┌─ EXTRACTED RECORDS

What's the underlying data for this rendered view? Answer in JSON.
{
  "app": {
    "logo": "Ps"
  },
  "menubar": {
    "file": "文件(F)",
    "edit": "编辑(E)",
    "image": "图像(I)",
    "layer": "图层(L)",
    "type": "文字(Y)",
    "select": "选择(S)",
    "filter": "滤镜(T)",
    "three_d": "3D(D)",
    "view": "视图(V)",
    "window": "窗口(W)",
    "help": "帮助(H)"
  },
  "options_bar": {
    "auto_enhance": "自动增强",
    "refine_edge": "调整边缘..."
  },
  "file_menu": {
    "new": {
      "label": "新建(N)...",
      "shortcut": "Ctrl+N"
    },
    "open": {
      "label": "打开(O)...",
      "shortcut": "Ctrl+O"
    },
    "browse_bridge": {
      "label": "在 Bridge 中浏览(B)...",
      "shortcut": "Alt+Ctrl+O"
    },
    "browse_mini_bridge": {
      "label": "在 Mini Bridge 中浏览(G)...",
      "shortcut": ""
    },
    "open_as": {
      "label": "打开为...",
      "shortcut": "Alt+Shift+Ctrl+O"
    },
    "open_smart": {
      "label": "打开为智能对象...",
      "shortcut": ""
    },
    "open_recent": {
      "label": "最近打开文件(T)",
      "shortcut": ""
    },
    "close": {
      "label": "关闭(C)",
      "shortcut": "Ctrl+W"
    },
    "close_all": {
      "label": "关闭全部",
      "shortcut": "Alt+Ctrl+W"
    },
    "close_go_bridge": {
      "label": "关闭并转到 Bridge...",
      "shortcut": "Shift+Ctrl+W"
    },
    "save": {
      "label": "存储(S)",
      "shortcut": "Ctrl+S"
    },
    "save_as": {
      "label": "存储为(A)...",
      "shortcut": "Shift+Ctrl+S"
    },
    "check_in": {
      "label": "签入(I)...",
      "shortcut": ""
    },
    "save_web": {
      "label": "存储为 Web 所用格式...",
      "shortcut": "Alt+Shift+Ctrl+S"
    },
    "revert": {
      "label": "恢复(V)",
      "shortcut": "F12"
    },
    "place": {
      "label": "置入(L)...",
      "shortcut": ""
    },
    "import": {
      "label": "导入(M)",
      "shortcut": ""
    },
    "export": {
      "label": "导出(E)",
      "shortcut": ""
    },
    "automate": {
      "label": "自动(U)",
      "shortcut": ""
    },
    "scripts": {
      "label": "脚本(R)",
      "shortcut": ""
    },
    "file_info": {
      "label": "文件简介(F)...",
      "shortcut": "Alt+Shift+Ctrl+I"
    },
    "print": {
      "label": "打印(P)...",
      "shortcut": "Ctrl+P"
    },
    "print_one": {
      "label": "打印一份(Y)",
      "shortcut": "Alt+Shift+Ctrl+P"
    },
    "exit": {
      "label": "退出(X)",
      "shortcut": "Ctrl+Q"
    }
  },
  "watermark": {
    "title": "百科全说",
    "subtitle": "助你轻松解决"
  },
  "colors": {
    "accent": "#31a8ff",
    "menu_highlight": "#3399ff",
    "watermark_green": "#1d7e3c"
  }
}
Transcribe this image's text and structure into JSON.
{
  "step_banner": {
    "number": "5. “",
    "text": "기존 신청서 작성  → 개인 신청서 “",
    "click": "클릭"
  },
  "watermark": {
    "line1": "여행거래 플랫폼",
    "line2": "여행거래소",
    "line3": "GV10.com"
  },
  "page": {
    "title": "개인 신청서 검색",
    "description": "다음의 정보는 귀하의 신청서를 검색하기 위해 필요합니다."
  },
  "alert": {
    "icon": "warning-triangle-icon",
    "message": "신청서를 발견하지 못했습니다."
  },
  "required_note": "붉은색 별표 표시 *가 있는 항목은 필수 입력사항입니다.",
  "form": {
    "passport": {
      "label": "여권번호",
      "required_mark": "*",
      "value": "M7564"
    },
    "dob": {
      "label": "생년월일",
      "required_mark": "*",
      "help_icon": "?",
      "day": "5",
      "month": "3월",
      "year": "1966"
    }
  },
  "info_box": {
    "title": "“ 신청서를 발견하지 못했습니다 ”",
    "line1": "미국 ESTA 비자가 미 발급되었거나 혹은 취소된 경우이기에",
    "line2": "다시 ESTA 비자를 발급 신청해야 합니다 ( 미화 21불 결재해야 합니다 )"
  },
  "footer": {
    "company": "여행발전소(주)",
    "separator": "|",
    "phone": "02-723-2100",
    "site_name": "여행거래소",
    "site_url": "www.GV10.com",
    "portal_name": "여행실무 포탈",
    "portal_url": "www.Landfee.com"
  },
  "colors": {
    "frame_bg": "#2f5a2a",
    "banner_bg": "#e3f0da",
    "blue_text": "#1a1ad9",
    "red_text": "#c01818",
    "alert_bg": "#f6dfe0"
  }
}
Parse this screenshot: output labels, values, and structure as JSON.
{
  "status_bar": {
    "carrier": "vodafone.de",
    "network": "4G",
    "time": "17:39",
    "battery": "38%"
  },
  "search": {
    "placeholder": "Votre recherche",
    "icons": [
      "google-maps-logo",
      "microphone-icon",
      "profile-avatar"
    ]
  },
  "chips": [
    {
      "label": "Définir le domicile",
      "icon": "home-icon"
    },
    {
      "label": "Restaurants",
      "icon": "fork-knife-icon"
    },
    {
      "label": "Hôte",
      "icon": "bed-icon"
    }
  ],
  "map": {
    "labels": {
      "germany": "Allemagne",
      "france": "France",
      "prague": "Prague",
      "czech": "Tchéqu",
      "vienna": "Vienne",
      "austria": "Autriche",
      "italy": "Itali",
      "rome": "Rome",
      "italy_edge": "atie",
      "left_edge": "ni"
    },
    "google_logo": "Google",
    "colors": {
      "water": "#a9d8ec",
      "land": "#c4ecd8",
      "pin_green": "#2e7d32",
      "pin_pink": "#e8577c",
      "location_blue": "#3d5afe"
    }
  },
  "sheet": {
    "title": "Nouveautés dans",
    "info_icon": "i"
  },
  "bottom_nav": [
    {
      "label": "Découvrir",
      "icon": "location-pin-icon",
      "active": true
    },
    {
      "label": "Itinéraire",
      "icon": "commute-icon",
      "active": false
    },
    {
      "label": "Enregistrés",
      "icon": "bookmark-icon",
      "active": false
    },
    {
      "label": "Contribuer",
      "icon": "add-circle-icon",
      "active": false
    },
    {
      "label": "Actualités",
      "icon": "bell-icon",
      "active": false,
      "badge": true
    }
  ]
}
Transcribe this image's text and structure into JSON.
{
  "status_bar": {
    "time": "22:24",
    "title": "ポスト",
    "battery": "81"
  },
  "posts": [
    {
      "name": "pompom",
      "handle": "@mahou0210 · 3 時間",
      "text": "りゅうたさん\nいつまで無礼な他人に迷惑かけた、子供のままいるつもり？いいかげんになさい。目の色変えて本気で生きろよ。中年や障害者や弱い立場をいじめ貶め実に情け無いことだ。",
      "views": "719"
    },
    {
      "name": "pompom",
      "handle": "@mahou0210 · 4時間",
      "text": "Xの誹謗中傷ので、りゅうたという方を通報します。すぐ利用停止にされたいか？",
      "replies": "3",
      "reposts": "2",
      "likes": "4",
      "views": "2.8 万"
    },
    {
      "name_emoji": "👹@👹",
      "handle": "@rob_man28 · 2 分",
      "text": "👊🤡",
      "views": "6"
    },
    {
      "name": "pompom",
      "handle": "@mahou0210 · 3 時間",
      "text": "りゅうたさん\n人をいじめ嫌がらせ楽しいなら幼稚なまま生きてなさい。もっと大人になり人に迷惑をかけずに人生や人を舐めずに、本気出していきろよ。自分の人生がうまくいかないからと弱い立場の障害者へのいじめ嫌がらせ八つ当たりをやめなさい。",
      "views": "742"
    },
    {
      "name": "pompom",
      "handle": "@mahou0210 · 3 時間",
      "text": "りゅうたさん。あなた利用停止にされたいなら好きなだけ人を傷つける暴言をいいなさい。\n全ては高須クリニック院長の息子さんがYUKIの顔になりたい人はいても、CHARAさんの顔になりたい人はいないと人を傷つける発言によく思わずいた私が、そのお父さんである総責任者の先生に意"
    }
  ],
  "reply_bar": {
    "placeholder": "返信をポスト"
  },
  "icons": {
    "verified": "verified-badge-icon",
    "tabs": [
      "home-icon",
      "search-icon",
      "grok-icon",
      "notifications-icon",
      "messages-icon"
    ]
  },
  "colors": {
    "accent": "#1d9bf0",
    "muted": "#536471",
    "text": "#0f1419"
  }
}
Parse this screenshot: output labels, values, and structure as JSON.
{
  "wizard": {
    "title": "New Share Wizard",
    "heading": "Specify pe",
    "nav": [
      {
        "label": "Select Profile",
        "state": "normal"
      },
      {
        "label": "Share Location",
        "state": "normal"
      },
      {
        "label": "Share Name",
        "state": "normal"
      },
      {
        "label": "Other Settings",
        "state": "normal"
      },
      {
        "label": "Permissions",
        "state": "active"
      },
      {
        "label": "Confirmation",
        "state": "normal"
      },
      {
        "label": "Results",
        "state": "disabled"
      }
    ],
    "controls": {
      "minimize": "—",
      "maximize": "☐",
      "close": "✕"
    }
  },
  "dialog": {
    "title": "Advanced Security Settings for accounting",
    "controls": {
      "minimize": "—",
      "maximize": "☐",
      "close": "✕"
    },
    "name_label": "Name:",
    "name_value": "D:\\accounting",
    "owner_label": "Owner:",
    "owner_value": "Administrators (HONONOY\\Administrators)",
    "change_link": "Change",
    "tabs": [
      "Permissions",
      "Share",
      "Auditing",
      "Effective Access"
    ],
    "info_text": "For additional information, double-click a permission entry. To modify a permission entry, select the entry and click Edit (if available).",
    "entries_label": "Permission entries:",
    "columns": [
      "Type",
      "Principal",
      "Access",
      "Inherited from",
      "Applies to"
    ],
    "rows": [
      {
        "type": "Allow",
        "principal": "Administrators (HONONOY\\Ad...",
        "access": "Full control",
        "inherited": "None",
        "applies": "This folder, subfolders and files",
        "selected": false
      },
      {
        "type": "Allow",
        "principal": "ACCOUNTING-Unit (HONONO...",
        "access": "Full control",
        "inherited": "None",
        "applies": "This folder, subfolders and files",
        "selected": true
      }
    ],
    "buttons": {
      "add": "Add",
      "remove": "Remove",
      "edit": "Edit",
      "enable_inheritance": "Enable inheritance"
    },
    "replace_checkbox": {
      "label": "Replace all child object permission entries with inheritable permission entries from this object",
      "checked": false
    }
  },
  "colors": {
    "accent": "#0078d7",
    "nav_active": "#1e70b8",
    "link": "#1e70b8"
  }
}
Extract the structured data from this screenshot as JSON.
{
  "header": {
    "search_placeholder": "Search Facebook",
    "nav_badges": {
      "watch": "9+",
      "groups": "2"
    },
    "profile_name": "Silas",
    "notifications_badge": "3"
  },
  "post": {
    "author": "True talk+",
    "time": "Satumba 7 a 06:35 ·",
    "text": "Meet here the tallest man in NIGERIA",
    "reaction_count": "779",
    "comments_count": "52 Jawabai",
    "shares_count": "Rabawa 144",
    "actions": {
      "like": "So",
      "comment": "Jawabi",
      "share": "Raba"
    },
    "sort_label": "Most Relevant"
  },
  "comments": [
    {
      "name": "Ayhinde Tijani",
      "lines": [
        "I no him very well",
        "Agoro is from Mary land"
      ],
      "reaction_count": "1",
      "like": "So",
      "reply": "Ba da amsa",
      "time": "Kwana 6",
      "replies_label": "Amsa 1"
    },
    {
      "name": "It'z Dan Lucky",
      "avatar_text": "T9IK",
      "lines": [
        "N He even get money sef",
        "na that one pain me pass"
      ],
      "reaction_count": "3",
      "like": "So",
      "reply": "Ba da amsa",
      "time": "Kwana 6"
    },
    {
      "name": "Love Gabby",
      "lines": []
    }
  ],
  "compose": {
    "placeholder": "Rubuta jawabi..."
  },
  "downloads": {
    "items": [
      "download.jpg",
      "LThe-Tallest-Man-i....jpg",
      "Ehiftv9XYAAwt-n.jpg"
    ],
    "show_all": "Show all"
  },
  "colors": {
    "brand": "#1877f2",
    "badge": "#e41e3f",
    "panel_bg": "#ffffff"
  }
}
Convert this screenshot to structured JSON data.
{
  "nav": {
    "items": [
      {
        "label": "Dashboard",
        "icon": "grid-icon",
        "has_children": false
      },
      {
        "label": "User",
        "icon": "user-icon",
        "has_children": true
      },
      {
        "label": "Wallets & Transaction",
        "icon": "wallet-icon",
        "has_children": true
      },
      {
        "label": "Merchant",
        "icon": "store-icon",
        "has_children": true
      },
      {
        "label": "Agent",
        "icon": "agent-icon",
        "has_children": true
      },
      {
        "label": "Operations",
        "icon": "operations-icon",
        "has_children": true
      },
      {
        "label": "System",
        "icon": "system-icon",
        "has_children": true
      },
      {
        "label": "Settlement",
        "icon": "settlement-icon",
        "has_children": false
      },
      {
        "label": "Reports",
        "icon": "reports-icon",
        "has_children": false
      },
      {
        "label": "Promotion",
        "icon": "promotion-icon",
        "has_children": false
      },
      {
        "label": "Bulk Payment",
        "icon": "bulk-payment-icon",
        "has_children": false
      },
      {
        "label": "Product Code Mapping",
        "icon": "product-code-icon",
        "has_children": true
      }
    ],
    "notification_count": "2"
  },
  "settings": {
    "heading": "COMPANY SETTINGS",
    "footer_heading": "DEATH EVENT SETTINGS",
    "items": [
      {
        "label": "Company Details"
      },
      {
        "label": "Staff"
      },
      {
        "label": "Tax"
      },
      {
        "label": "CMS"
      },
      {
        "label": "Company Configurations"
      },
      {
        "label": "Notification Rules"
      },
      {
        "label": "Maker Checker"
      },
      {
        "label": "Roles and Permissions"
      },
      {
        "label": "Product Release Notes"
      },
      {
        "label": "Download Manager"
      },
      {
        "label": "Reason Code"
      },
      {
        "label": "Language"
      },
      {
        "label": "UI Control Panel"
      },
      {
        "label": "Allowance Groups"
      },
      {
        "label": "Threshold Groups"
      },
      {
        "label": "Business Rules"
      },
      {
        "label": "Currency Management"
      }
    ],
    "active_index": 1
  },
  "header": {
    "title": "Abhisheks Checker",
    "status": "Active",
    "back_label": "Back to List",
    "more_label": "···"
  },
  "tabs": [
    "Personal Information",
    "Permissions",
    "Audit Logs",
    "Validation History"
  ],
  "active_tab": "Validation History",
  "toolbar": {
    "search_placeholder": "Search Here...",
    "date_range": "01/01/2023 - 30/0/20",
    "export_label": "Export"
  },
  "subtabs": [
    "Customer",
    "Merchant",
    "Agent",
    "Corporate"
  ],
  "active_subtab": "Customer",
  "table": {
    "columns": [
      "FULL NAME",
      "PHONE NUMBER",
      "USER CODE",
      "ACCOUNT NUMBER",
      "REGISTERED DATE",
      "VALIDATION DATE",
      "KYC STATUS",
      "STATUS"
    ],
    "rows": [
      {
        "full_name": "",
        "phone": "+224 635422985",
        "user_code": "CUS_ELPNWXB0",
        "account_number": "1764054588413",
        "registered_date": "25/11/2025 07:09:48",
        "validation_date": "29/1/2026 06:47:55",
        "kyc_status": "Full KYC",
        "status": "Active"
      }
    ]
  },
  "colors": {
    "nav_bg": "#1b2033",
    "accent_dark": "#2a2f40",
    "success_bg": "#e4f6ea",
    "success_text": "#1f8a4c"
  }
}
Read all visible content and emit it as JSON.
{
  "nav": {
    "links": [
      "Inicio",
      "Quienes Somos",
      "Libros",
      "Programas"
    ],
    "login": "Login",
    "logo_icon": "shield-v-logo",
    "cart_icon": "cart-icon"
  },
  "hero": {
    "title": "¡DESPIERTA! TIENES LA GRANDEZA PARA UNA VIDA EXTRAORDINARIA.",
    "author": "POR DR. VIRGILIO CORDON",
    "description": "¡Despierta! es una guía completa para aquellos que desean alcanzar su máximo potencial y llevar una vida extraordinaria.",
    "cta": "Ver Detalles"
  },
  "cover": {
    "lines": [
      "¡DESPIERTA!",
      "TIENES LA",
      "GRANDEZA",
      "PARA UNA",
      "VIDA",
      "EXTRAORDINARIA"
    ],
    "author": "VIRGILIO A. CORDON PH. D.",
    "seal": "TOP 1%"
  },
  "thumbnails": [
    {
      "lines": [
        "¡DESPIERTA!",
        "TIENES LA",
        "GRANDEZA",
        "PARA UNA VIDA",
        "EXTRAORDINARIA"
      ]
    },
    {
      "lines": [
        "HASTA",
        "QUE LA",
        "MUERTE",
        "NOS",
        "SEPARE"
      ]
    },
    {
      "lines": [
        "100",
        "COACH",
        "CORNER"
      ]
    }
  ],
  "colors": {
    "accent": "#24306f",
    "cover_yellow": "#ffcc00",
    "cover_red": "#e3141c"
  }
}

└─

**WRITTEN INSTRUCTION**
Identify the lines above with the word "structured". Copy them.

**TASK RESPONSE**
Extract the structured data from this screenshot as JSON.
Convert this screenshot to structured JSON data.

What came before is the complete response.